• _WHAT YOU HAVE TO DO_:
List each line holding the string "this".
[Begin SUPPLIED MATERIAL]
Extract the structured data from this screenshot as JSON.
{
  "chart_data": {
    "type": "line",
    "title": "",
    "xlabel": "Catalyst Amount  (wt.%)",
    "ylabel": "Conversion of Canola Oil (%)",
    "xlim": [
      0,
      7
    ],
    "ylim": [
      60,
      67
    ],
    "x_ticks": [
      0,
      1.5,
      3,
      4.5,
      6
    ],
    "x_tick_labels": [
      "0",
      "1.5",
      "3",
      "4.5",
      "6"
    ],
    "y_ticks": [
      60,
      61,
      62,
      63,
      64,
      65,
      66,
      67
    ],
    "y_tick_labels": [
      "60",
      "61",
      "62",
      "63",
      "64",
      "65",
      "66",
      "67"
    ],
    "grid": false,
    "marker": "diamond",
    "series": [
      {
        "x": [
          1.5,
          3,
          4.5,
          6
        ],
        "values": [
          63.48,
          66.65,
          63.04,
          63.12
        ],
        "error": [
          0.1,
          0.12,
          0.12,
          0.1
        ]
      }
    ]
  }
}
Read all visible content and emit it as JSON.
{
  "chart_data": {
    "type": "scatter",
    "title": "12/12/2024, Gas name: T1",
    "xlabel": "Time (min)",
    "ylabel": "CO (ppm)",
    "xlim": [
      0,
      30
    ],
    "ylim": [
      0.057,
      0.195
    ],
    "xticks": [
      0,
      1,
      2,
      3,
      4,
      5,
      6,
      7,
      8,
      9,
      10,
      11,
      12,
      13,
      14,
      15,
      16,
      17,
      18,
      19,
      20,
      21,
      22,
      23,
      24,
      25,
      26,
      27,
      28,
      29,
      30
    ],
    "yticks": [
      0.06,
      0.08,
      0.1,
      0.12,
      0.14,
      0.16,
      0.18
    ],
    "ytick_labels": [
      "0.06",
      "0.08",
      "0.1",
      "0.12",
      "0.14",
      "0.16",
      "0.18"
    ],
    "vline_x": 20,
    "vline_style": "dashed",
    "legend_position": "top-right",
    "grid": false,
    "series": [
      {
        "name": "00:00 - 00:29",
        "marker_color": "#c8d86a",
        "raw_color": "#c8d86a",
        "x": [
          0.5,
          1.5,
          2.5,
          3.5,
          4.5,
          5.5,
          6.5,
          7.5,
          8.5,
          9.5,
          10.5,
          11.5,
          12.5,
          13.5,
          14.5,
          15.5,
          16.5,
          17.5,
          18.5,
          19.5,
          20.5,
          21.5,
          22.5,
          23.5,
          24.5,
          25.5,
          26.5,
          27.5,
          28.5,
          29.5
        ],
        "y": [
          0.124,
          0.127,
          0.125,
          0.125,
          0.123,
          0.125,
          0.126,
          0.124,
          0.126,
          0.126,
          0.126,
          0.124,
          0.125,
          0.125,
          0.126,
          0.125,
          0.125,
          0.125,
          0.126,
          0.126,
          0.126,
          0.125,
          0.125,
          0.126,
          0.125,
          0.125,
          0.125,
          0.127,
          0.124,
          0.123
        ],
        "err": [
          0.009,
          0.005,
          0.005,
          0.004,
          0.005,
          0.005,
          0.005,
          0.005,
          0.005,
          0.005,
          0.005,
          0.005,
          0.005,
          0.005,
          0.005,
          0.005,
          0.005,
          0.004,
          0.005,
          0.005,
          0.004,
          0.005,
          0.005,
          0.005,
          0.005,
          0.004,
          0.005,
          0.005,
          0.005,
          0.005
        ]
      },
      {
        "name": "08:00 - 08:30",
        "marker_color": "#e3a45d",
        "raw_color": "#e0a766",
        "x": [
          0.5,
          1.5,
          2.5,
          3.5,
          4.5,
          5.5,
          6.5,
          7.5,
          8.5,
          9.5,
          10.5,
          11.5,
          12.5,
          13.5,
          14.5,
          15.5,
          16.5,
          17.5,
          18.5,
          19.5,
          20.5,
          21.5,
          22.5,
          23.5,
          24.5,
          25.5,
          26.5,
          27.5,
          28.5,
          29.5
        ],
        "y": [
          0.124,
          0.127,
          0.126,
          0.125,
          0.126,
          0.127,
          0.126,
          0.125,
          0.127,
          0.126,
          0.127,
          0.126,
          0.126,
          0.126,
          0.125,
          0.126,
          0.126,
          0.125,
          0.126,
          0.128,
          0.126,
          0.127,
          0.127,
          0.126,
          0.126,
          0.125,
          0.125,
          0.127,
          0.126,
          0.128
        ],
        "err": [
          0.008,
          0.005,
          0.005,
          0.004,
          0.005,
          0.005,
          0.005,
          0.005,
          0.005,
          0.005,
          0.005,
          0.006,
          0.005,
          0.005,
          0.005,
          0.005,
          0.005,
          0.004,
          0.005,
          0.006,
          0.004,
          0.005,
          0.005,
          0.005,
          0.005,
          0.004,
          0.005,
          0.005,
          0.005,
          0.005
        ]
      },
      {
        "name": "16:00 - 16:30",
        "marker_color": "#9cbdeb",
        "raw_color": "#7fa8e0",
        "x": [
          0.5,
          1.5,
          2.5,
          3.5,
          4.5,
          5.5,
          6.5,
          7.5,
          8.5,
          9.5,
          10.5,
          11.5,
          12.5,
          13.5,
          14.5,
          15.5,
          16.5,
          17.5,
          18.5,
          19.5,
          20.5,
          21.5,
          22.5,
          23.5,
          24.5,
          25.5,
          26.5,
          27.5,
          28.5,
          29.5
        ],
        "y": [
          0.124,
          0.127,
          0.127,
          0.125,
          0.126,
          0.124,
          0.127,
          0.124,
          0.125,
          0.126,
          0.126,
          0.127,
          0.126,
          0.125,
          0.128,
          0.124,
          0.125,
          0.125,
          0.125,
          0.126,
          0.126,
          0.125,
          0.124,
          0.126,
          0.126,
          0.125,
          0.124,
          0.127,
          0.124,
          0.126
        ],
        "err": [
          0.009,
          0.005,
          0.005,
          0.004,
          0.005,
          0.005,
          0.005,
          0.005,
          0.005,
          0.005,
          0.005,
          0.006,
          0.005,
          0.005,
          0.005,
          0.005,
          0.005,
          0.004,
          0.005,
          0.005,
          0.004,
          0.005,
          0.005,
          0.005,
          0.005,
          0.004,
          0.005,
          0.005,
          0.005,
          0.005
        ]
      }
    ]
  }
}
[End SUPPLIED MATERIAL]
[Begin SUPPLIED MATERIAL]
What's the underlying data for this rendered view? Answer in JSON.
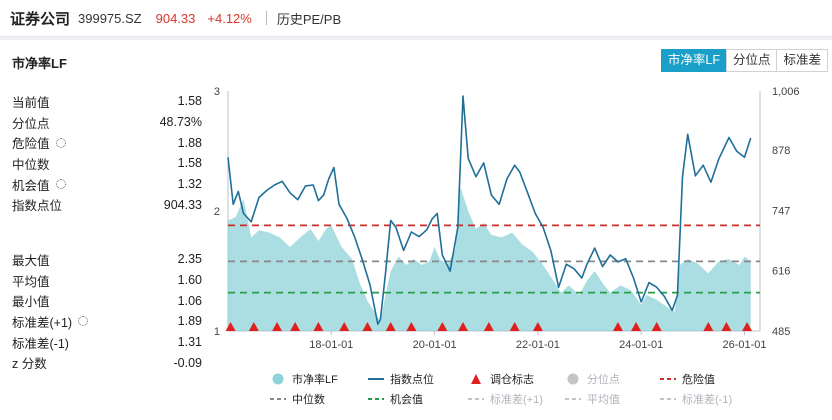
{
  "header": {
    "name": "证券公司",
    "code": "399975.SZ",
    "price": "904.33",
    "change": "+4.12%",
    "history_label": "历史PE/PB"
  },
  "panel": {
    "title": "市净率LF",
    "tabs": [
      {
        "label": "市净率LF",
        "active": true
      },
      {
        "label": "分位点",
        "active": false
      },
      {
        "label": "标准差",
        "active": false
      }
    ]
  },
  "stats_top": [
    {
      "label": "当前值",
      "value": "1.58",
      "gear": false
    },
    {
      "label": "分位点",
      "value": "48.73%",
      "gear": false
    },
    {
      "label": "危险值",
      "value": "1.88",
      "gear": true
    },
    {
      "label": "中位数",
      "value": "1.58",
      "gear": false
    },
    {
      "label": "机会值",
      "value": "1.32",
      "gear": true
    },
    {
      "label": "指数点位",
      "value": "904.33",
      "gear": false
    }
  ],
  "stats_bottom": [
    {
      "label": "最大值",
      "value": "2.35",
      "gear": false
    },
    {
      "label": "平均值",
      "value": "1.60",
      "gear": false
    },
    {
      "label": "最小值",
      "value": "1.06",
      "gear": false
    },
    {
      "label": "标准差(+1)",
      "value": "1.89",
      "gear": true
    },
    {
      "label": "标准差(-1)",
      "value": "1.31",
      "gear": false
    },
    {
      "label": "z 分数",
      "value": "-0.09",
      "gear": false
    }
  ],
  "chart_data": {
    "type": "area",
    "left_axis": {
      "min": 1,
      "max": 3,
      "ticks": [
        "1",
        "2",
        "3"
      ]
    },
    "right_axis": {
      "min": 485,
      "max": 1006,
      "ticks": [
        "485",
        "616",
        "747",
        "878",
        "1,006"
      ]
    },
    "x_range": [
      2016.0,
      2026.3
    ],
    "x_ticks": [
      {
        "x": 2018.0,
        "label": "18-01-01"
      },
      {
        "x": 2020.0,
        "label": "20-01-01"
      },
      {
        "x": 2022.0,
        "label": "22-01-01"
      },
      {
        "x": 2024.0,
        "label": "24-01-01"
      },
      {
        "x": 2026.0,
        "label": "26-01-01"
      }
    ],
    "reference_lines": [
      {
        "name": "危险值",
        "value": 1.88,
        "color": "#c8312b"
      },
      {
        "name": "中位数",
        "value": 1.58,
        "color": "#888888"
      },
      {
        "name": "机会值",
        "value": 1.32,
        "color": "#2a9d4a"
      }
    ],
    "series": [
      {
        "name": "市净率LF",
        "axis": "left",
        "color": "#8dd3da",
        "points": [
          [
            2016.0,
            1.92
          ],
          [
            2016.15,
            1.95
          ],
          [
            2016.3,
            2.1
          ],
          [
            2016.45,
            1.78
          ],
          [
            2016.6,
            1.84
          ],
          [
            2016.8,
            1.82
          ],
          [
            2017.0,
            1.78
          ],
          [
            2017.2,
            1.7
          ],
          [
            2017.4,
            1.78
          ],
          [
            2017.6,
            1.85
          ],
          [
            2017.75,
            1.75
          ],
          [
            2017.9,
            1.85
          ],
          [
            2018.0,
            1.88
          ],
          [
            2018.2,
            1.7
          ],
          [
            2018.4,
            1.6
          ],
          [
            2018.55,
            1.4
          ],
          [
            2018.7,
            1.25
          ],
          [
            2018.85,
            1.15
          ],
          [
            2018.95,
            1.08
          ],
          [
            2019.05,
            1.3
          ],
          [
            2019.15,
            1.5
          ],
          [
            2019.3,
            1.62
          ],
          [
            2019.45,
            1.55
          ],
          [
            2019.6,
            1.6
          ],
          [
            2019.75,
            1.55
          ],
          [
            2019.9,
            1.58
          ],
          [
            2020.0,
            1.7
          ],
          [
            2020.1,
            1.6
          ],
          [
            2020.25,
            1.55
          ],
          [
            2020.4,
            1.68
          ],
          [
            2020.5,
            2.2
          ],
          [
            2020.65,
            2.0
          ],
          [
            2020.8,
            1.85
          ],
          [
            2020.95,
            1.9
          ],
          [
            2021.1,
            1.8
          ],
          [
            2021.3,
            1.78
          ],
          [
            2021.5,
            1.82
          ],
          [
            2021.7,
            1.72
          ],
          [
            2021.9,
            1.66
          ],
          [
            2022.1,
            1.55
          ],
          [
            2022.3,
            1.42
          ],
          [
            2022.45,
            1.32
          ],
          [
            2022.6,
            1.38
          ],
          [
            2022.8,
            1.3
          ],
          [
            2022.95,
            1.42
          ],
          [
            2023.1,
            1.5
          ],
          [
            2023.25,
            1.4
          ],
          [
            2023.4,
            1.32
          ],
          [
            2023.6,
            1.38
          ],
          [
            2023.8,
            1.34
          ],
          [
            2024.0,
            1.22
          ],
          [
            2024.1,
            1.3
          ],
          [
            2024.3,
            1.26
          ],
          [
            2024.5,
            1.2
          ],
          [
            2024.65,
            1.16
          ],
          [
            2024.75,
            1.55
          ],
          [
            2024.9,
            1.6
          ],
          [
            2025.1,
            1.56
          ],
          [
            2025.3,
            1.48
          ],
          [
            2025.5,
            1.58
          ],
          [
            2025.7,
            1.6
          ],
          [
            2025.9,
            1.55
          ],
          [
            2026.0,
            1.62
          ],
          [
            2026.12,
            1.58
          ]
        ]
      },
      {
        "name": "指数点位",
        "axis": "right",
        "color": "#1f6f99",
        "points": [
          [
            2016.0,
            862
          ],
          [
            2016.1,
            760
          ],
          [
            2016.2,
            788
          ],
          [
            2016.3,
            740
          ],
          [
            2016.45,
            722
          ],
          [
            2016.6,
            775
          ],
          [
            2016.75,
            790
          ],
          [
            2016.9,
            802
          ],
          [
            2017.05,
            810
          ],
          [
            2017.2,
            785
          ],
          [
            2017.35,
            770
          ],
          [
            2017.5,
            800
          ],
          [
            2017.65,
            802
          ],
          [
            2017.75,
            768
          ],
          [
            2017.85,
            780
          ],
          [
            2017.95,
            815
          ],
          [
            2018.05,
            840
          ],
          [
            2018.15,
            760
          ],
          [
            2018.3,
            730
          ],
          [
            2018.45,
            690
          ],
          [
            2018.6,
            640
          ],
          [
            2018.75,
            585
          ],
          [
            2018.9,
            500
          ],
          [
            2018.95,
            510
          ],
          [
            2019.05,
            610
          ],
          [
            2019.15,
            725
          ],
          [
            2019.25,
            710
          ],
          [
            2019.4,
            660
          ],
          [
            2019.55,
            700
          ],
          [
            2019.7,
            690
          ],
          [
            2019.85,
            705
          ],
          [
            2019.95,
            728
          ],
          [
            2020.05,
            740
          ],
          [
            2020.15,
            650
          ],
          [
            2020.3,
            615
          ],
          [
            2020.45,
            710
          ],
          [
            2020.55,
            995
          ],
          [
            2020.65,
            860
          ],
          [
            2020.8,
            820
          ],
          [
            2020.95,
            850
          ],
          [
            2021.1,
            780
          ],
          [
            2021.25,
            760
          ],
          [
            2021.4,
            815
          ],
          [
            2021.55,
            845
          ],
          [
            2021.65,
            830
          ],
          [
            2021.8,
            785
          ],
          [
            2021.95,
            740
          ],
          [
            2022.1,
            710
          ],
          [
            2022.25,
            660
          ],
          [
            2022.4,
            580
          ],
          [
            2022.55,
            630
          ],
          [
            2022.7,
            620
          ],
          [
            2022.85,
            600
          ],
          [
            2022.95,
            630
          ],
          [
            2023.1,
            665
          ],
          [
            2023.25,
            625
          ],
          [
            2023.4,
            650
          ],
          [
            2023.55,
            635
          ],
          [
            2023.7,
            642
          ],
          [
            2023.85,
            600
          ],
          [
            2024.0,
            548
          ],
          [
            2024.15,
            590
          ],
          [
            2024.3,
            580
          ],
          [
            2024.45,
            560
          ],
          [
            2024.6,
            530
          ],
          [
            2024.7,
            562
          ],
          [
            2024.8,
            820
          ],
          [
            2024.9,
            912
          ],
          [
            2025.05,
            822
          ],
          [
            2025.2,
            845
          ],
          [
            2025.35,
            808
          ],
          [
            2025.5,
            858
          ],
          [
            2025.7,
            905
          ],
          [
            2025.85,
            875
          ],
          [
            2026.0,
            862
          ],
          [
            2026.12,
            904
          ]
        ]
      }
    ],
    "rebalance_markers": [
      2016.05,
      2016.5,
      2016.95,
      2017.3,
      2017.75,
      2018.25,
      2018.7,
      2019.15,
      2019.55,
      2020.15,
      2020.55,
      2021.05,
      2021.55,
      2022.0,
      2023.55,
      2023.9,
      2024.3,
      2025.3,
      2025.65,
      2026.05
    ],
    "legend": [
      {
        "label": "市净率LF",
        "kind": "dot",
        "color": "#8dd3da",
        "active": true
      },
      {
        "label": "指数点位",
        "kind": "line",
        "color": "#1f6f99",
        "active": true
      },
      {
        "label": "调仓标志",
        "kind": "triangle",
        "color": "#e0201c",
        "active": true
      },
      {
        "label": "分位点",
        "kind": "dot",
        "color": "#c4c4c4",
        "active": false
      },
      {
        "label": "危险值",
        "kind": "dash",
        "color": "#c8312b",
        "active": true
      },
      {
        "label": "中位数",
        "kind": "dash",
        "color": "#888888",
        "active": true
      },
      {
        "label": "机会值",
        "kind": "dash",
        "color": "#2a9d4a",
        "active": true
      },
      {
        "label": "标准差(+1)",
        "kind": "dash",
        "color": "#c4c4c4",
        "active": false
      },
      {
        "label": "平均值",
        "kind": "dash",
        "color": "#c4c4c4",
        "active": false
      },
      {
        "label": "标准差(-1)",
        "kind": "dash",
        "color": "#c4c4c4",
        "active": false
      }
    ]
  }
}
[End SUPPLIED MATERIAL]
• _FULL RESPONSE_:
Extract the structured data from this screenshot as JSON.
What's the underlying data for this rendered view? Answer in JSON.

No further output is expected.